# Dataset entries
** start **

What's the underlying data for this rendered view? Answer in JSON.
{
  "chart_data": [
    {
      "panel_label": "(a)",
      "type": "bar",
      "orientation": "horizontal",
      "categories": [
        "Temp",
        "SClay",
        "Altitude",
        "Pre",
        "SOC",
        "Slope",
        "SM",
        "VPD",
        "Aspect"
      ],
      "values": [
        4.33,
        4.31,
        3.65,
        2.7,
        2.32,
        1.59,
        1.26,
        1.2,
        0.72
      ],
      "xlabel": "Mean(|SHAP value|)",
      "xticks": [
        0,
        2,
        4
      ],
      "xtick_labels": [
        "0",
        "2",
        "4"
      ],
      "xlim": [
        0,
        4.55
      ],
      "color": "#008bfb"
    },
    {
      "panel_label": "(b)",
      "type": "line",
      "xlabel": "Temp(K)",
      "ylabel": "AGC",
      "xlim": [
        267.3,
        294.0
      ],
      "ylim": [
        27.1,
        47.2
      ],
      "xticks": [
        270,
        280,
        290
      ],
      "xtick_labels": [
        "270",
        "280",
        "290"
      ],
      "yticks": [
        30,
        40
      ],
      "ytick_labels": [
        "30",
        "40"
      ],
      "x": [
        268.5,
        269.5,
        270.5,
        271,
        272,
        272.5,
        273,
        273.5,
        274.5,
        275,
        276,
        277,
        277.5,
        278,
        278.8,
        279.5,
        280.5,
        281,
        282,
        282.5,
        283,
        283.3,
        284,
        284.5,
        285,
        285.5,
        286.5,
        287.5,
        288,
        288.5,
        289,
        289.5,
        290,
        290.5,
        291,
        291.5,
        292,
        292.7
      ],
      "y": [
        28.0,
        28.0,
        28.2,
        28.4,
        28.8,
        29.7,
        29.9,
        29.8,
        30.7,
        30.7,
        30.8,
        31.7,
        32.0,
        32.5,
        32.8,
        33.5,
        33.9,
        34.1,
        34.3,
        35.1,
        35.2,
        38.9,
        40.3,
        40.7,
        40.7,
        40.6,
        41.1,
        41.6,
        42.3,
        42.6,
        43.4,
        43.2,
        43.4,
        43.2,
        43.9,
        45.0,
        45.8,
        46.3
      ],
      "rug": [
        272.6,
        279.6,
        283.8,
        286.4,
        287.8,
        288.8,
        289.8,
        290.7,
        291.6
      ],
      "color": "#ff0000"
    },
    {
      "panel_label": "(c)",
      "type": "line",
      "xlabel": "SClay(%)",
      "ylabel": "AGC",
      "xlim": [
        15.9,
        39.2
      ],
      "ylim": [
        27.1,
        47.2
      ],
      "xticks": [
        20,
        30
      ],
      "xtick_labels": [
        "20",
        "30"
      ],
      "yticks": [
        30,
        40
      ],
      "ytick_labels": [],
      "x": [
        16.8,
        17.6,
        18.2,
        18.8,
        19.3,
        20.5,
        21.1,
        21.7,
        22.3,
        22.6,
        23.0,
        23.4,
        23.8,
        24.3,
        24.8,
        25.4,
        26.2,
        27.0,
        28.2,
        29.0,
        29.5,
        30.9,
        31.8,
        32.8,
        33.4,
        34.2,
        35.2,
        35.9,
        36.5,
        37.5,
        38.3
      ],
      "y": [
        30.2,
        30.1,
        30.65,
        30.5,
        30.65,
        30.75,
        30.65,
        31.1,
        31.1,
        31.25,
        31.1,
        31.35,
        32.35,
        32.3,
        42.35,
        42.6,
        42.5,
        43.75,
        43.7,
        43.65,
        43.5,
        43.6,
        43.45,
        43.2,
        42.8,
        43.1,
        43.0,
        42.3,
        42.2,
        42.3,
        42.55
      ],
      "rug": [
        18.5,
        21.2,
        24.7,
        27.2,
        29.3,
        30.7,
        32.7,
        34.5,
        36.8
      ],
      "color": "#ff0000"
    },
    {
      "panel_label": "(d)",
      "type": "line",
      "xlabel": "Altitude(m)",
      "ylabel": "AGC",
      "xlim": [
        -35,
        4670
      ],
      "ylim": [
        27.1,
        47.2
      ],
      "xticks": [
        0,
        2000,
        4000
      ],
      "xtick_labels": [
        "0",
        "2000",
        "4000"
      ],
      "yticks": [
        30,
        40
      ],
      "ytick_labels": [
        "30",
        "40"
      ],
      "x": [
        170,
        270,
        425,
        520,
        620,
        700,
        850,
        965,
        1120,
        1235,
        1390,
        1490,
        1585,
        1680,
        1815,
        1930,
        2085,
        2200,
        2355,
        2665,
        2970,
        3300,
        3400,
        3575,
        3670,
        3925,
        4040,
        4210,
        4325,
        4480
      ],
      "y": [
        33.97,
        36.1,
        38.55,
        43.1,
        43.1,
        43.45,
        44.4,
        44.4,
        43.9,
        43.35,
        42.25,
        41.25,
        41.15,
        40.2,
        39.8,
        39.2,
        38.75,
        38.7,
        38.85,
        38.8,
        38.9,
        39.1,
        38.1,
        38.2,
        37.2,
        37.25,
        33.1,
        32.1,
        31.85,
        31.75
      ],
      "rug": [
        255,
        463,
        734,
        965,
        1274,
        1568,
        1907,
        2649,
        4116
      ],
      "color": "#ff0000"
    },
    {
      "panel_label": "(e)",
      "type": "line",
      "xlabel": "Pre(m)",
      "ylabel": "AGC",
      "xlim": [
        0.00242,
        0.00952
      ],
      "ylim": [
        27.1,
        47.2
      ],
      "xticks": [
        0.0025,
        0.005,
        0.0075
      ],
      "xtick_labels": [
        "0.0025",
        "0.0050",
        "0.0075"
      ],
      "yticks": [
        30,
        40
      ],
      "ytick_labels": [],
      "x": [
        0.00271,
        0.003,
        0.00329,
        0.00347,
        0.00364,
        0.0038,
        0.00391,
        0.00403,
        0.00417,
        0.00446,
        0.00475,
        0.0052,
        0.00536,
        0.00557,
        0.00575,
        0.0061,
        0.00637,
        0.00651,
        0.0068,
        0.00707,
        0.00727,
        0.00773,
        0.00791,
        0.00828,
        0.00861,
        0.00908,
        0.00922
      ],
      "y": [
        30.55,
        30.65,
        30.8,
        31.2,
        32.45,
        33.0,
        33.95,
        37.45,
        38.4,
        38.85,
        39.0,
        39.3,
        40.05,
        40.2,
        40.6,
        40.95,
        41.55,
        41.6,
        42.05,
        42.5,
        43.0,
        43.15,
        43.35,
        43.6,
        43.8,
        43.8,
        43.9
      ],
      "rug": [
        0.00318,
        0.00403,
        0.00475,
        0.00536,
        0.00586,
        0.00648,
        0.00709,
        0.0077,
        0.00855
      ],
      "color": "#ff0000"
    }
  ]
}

** end **

# What you will do
Look above for every line with the word "xlabel" and copy it.

# Completed task
      "xlabel": "Mean(|SHAP value|)",
      "xlabel": "Temp(K)",
      "xlabel": "SClay(%)",
      "xlabel": "Altitude(m)",
      "xlabel": "Pre(m)",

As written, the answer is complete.